• Stored data entries
::::
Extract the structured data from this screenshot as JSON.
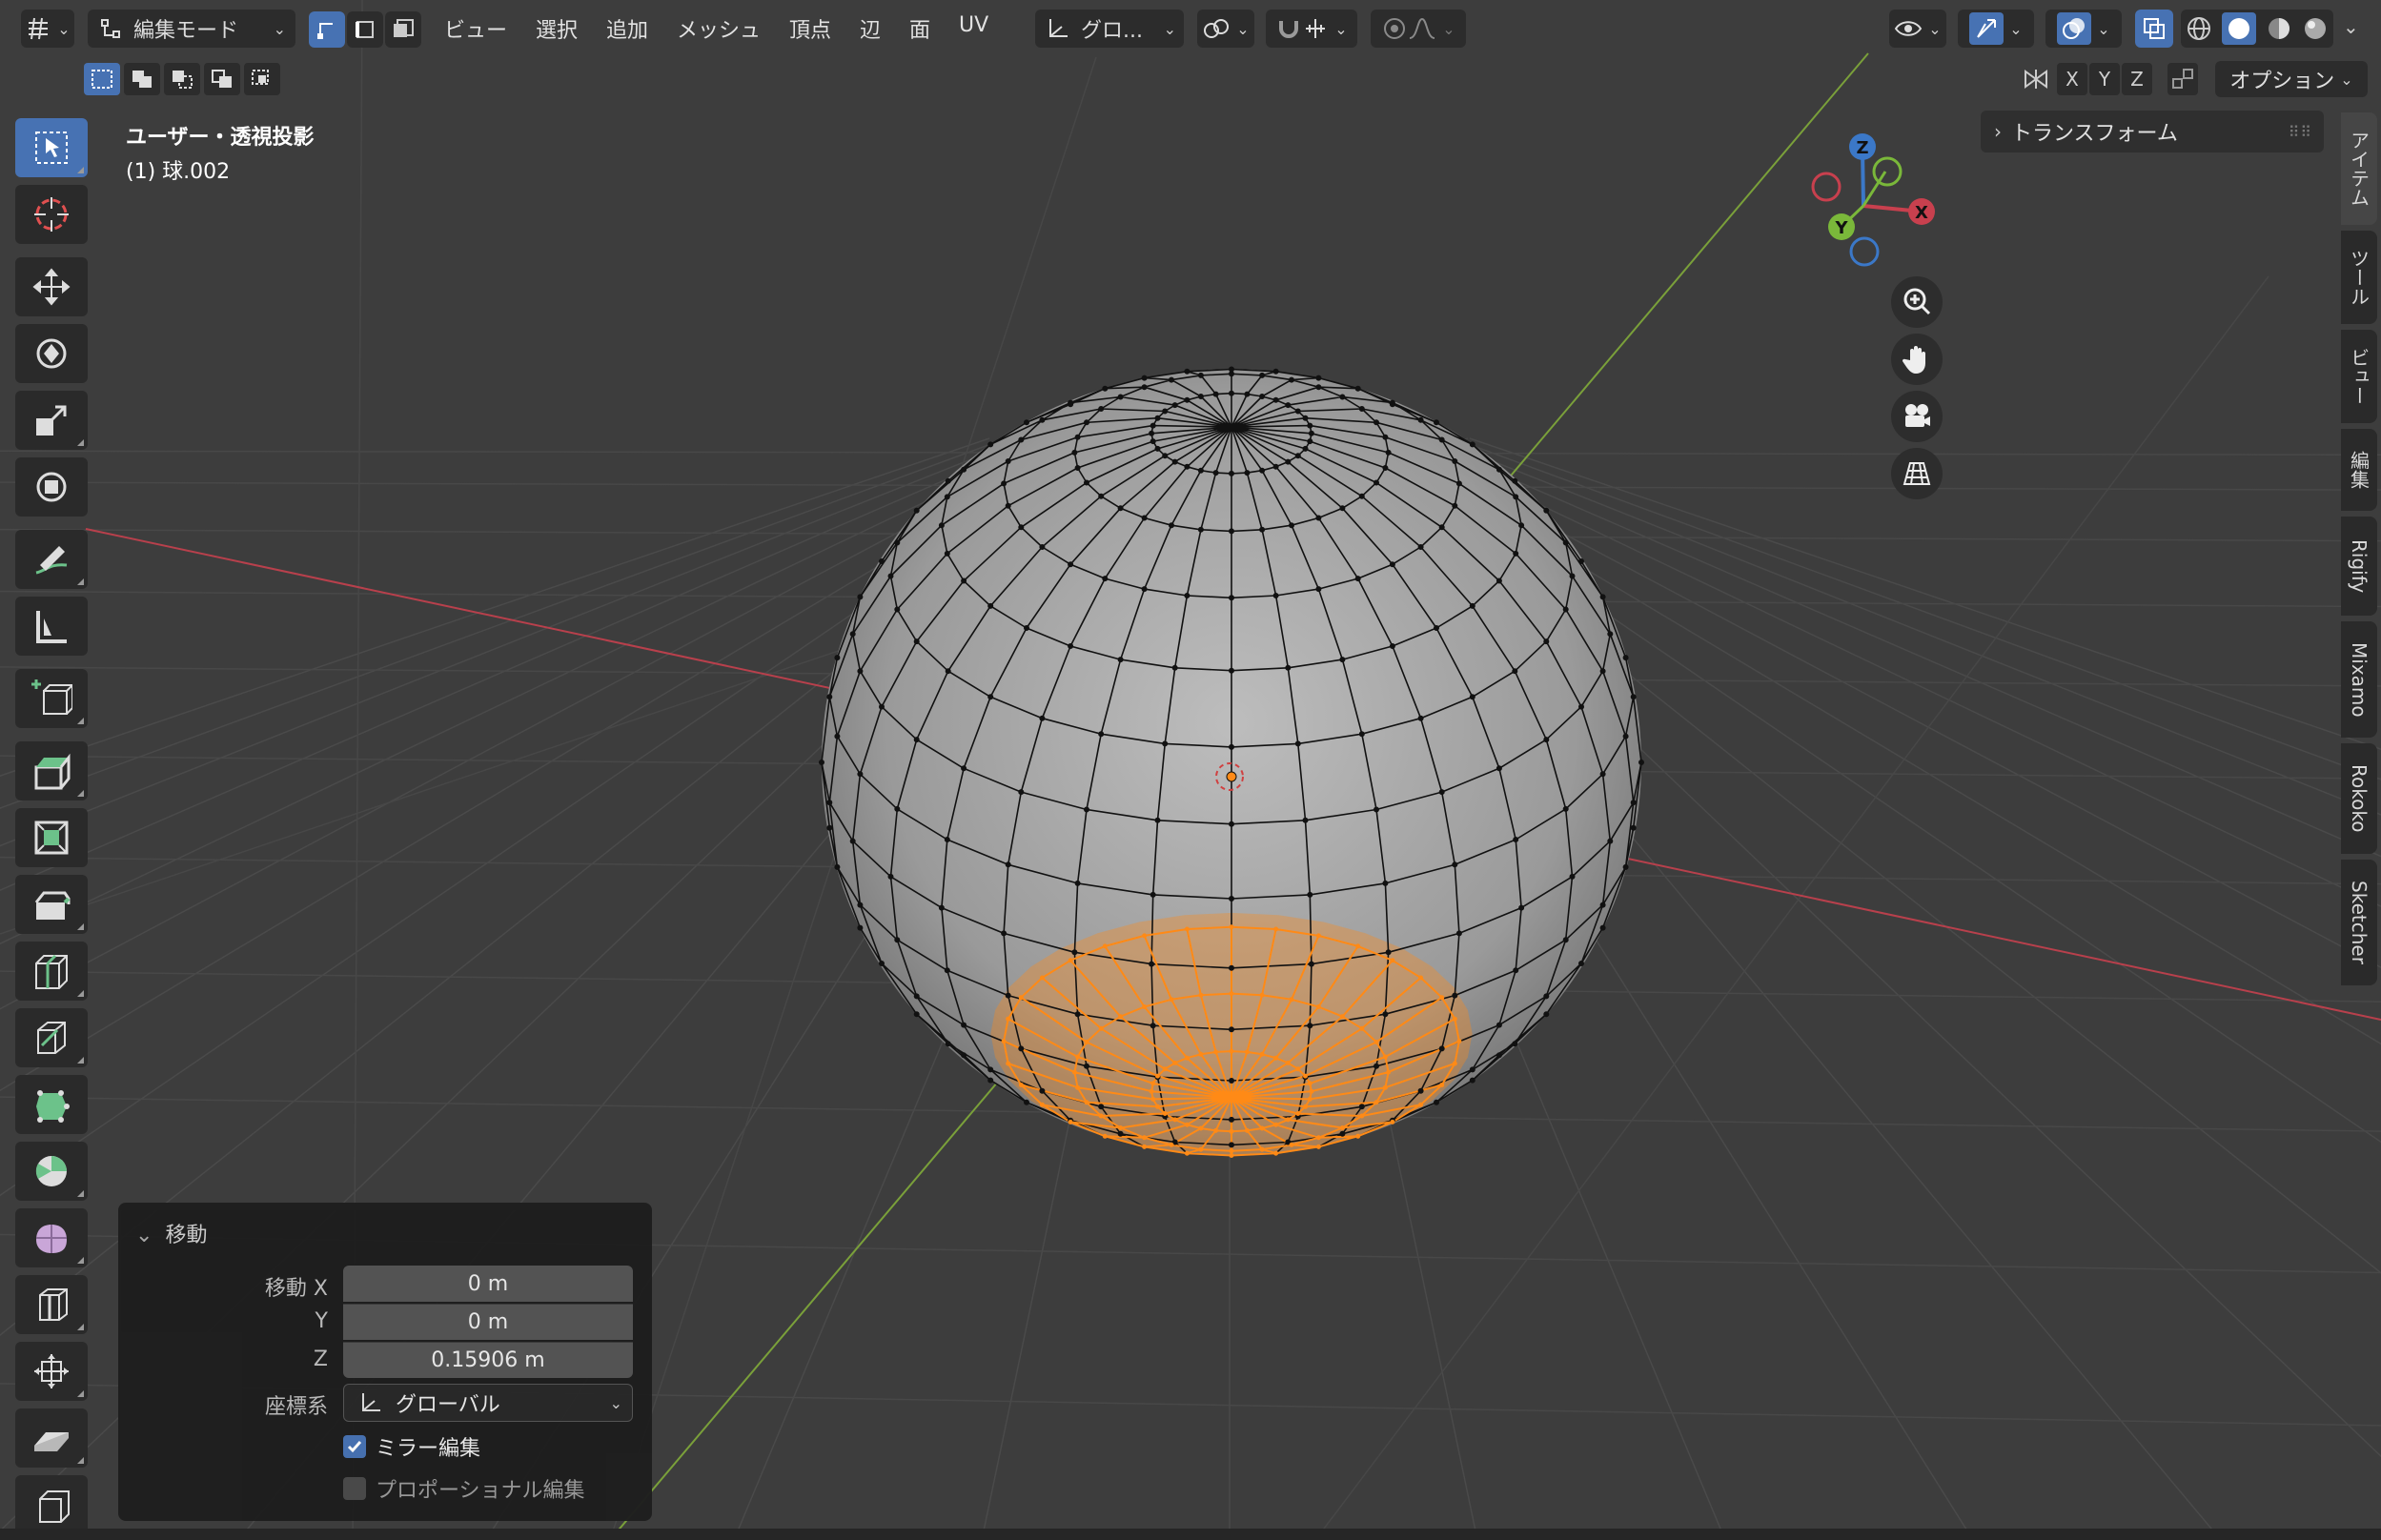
{
  "header": {
    "editor_type_icon": "grid-3d-icon",
    "mode": "編集モード",
    "menus": [
      "ビュー",
      "選択",
      "追加",
      "メッシュ",
      "頂点",
      "辺",
      "面",
      "UV"
    ],
    "transform_orientation": "グロ...",
    "options_label": "オプション",
    "axis_x": "X",
    "axis_y": "Y",
    "axis_z": "Z"
  },
  "viewport": {
    "view_name": "ユーザー・透視投影",
    "object_name": "(1) 球.002",
    "gizmo": {
      "x": "X",
      "y": "Y",
      "z": "Z"
    },
    "colors": {
      "background": "#3d3d3d",
      "x_axis": "#b8404c",
      "y_axis": "#7aa03a",
      "mesh_wire": "#111111",
      "selected": "#ff8a16",
      "sphere_fill": "#a8a8a8"
    }
  },
  "npanel": {
    "transform_header": "トランスフォーム",
    "tabs": [
      "アイテム",
      "ツール",
      "ビュー",
      "編集",
      "Rigify",
      "Mixamo",
      "Rokoko",
      "Sketcher"
    ]
  },
  "operator": {
    "title": "移動",
    "move_label": "移動 X",
    "y_label": "Y",
    "z_label": "Z",
    "x_value": "0 m",
    "y_value": "0 m",
    "z_value": "0.15906 m",
    "orientation_label": "座標系",
    "orientation_value": "グローバル",
    "mirror_label": "ミラー編集",
    "mirror_checked": true,
    "proportional_label": "プロポーショナル編集",
    "proportional_checked": false
  }
}
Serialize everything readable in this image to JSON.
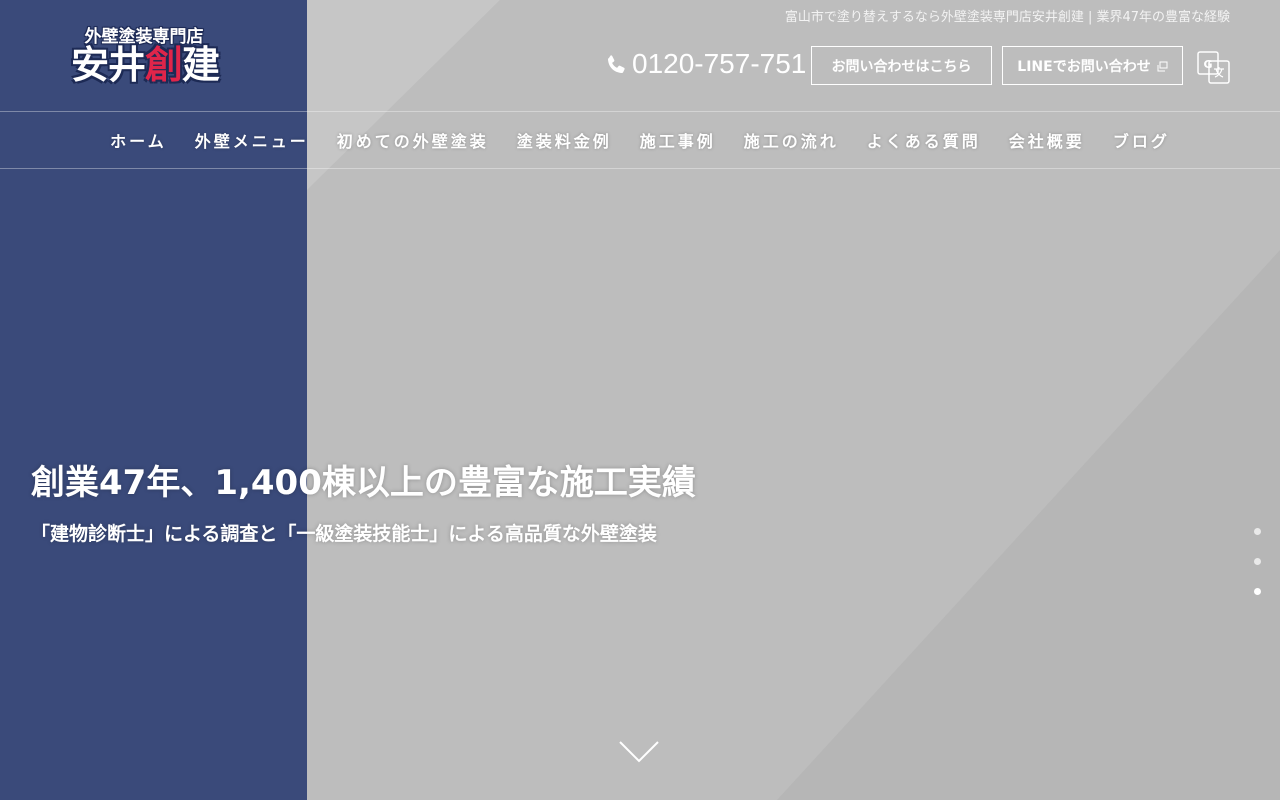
{
  "header": {
    "logo": {
      "top_text": "外壁塗装専門店",
      "main_text_before": "安井",
      "main_text_accent": "創",
      "main_text_after": "建"
    },
    "tagline": "富山市で塗り替えするなら外壁塗装専門店安井創建 | 業界47年の豊富な経験",
    "phone": "0120-757-751",
    "contact_button": "お問い合わせはこちら",
    "line_button": "LINEでお問い合わせ",
    "translate_icon": "google-translate-icon"
  },
  "nav": {
    "items": [
      {
        "label": "ホーム"
      },
      {
        "label": "外壁メニュー"
      },
      {
        "label": "初めての外壁塗装"
      },
      {
        "label": "塗装料金例"
      },
      {
        "label": "施工事例"
      },
      {
        "label": "施工の流れ"
      },
      {
        "label": "よくある質問"
      },
      {
        "label": "会社概要"
      },
      {
        "label": "ブログ"
      }
    ]
  },
  "hero": {
    "title": "創業47年、1,400棟以上の豊富な施工実績",
    "subtitle": "「建物診断士」による調査と「一級塗装技能士」による高品質な外壁塗装",
    "slides": {
      "count": 3,
      "active": 3
    }
  },
  "colors": {
    "brand_blue": "#3a4a7a",
    "accent_red": "#e0254a",
    "hero_gray": "#bfbfbf"
  }
}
::::
• What to work on
Reproduce the material above exactly, but only from the line with "Serialize everything readable" through its last line, leaving pictures out.

• Task answer
Serialize everything readable in this image to JSON.
{
  "header": {
    "logo": {
      "top_text": "外壁塗装専門店",
      "main_text_before": "安井",
      "main_text_accent": "創",
      "main_text_after": "建"
    },
    "tagline": "富山市で塗り替えするなら外壁塗装専門店安井創建 | 業界47年の豊富な経験",
    "phone": "0120-757-751",
    "contact_button": "お問い合わせはこちら",
    "line_button": "LINEでお問い合わせ",
    "translate_icon": "google-translate-icon"
  },
  "nav": {
    "items": [
      {
        "label": "ホーム"
      },
      {
        "label": "外壁メニュー"
      },
      {
        "label": "初めての外壁塗装"
      },
      {
        "label": "塗装料金例"
      },
      {
        "label": "施工事例"
      },
      {
        "label": "施工の流れ"
      },
      {
        "label": "よくある質問"
      },
      {
        "label": "会社概要"
      },
      {
        "label": "ブログ"
      }
    ]
  },
  "hero": {
    "title": "創業47年、1,400棟以上の豊富な施工実績",
    "subtitle": "「建物診断士」による調査と「一級塗装技能士」による高品質な外壁塗装",
    "slides": {
      "count": 3,
      "active": 3
    }
  },
  "colors": {
    "brand_blue": "#3a4a7a",
    "accent_red": "#e0254a",
    "hero_gray": "#bfbfbf"
  }
}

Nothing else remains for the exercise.